:: Task requirements ::
Copy out every line in which the string "when" occurs.

:: Supplied data ::
=-=-=

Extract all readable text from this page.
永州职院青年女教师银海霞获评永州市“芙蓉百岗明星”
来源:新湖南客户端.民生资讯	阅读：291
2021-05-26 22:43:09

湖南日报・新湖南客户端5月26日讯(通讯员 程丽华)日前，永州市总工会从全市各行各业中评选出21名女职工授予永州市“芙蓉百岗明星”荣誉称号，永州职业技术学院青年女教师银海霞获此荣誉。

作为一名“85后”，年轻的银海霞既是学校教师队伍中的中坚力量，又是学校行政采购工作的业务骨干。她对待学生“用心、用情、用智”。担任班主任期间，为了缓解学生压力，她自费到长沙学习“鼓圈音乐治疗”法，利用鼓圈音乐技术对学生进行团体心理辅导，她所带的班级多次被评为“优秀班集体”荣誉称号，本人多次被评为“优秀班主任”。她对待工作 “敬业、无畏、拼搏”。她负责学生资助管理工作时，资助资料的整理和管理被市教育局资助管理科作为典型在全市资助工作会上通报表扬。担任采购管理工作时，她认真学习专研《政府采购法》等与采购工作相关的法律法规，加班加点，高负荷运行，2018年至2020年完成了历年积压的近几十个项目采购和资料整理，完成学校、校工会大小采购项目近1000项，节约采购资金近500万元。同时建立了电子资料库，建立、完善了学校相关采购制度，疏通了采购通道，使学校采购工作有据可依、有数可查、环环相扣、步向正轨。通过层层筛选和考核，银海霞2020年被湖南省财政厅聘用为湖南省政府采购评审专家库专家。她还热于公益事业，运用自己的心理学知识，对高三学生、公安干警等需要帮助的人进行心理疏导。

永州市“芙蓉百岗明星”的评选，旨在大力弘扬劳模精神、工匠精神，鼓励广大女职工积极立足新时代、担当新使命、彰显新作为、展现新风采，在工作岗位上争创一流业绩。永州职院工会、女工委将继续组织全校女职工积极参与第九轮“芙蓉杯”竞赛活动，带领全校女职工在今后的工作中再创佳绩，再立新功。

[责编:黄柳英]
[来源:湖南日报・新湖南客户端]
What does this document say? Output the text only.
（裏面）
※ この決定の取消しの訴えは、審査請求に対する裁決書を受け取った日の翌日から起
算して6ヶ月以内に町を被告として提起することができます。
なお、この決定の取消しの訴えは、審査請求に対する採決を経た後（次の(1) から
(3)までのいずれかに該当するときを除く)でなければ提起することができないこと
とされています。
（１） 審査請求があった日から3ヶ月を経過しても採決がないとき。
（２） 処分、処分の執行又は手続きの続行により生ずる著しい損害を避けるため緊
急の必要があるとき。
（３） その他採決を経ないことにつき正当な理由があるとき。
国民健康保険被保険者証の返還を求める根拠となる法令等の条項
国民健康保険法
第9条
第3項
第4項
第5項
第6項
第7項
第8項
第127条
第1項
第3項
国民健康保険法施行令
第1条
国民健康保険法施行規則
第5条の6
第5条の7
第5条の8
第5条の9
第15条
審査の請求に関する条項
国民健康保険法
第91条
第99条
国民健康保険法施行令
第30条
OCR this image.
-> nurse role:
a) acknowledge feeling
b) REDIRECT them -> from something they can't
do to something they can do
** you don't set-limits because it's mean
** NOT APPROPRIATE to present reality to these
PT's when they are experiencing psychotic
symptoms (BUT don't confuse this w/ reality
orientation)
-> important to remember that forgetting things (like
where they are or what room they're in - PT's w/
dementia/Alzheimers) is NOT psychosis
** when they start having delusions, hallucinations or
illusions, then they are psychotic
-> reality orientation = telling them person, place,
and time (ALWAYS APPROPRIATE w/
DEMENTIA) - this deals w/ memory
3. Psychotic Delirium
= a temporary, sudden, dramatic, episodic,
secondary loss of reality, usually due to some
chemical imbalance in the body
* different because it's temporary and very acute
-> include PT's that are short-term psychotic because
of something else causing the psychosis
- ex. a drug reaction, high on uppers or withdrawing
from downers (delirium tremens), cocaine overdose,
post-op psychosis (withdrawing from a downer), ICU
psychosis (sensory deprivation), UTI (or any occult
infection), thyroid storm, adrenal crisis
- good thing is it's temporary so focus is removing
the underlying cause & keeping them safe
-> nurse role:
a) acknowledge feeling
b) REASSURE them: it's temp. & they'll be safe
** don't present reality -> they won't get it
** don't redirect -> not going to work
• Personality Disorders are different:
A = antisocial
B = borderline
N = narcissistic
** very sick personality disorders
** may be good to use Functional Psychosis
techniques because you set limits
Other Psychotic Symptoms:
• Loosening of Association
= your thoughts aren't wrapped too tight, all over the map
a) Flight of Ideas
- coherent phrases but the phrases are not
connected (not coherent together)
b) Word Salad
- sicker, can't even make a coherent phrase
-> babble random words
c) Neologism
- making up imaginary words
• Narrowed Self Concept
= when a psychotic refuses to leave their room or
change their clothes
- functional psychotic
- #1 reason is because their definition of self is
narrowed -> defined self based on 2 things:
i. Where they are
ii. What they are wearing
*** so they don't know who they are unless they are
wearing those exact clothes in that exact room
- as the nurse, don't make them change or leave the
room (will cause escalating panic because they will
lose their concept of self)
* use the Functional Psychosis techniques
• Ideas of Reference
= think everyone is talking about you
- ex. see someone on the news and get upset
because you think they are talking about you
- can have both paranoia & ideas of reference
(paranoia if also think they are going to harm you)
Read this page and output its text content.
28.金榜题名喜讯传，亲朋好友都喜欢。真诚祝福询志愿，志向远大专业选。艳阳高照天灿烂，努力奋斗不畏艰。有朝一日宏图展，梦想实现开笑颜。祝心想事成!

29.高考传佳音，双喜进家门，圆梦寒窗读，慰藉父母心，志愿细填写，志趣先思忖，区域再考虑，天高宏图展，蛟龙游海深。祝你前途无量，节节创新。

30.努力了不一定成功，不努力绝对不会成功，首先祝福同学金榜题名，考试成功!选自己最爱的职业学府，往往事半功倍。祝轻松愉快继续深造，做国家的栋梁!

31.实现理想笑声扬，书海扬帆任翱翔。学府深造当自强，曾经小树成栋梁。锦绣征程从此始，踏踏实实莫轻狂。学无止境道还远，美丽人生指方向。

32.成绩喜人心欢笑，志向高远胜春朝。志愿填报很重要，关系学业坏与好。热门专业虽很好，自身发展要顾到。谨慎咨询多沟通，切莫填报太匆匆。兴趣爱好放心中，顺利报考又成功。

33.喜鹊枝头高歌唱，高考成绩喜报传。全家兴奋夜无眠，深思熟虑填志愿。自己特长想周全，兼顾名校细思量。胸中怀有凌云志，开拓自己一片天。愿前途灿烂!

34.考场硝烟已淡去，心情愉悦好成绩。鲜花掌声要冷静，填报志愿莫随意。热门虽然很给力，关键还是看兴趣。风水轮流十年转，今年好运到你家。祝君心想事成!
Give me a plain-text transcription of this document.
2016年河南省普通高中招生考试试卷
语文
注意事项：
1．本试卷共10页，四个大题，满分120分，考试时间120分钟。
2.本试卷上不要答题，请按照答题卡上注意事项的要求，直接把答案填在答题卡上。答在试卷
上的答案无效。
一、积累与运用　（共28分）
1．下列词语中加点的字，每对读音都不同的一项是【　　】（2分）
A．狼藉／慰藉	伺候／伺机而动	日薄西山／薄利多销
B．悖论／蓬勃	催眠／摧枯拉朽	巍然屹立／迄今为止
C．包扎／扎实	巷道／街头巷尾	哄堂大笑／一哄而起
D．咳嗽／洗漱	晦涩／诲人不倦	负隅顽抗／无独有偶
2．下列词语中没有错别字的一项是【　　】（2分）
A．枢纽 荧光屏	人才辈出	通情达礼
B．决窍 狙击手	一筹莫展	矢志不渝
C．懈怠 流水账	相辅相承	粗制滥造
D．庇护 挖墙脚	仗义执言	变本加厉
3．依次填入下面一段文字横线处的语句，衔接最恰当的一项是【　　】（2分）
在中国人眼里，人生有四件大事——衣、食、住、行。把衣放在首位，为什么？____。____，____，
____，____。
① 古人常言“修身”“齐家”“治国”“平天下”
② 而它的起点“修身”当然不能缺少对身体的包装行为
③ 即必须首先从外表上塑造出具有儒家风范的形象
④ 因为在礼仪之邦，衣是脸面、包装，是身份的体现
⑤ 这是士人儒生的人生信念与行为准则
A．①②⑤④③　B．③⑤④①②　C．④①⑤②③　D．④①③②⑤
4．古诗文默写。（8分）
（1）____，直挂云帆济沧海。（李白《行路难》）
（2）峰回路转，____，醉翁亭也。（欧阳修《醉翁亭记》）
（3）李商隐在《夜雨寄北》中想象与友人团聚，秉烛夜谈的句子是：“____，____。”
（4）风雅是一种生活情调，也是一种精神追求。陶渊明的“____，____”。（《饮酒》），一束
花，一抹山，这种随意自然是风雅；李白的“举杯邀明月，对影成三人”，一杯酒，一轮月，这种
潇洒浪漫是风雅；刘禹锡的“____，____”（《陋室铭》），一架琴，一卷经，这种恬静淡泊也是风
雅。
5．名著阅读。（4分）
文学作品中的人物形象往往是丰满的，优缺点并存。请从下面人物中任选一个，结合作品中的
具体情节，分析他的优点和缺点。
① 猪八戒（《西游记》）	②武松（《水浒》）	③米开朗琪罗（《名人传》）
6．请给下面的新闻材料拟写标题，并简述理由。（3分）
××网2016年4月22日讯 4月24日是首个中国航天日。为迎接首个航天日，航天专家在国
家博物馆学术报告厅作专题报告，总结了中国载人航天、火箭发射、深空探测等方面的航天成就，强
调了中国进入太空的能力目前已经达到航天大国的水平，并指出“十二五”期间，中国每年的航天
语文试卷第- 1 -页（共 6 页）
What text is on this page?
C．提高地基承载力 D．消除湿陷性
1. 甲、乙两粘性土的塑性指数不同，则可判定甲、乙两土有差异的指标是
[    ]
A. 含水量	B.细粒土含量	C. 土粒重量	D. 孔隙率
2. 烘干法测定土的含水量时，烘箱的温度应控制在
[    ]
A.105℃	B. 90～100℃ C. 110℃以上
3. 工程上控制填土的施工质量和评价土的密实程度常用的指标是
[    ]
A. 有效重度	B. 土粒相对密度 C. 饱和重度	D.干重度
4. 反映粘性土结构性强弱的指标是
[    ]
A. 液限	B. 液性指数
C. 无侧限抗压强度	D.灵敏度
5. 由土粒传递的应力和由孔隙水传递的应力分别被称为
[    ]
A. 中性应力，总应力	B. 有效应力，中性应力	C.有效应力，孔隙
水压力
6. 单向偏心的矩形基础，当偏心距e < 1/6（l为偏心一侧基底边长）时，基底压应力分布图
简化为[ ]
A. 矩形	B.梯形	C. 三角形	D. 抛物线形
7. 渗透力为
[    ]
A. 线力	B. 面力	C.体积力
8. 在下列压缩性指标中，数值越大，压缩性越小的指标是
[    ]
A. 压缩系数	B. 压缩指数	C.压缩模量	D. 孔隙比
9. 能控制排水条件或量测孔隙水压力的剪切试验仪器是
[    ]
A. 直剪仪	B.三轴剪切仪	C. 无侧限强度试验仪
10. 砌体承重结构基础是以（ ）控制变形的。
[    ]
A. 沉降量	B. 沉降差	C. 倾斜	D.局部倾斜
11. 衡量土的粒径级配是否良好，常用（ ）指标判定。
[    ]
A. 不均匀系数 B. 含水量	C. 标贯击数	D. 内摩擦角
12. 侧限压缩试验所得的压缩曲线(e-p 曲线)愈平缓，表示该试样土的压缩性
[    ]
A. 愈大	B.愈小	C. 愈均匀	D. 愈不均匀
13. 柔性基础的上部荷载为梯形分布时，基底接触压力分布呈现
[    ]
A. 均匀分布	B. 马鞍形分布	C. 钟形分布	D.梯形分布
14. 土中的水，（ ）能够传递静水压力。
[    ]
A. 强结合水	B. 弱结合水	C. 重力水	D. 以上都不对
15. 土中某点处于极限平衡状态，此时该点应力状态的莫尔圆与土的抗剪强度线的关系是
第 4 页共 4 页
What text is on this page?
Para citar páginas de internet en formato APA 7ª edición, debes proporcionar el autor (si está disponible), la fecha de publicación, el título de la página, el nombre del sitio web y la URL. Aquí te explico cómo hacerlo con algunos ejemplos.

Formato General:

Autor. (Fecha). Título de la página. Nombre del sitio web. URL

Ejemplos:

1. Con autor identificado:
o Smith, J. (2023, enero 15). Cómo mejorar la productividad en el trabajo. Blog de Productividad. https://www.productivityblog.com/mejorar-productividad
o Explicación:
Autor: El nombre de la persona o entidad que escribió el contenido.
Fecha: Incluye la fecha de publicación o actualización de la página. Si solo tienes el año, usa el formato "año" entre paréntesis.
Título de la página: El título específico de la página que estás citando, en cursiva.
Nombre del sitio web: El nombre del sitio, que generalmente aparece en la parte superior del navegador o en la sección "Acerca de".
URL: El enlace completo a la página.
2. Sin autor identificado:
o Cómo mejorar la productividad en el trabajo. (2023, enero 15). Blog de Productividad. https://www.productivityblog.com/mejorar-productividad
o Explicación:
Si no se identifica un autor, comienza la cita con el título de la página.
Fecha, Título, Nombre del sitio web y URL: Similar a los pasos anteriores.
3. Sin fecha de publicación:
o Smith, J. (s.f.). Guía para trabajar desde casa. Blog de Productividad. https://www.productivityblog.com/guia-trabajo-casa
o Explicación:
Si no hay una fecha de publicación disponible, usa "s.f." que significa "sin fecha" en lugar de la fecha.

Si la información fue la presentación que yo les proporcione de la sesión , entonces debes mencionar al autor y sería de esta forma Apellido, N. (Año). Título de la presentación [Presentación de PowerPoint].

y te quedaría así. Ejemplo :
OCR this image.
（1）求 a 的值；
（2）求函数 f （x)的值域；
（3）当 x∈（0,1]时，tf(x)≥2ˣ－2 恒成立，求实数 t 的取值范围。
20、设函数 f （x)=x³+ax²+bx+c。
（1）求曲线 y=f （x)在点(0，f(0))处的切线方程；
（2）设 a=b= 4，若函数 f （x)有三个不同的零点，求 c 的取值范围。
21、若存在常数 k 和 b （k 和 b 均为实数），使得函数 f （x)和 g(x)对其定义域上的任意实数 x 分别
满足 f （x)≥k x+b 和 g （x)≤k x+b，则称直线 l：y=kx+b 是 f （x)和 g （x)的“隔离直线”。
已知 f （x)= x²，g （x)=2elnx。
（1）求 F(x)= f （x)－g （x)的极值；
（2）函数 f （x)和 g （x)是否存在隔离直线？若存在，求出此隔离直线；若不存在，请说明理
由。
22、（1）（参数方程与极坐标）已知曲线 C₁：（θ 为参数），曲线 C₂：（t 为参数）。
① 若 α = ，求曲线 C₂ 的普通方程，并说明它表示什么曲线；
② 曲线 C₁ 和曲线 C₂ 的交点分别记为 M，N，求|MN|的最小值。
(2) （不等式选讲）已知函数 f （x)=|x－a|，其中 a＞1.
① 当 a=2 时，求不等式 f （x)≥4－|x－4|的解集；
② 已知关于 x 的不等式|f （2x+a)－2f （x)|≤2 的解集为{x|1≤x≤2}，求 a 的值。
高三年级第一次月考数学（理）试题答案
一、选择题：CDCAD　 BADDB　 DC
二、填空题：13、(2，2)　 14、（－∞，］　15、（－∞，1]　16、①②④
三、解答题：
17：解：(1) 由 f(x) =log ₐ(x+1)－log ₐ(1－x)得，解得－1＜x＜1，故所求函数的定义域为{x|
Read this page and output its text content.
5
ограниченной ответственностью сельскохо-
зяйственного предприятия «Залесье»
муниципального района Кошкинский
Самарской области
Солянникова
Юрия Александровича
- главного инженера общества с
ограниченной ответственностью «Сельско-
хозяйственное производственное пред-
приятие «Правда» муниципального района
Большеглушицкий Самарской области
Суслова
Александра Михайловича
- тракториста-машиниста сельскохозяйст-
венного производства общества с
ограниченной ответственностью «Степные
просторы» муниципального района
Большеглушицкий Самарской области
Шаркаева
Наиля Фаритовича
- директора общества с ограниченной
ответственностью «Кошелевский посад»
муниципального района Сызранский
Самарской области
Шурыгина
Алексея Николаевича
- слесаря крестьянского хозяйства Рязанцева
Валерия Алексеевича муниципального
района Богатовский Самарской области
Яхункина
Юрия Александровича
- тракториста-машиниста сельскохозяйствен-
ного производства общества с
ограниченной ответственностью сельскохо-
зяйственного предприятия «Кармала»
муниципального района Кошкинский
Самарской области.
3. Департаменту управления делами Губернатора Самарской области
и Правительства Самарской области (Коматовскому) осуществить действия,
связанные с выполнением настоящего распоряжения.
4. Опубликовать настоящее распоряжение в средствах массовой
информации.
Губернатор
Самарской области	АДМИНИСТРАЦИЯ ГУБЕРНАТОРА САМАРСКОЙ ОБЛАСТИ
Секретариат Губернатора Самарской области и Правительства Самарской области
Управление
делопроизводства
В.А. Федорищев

=-=-=

:: Task result ::
PT's when they are experiencing psychotic
** when they start having delusions, hallucinations or
= when a psychotic refuses to leave their room or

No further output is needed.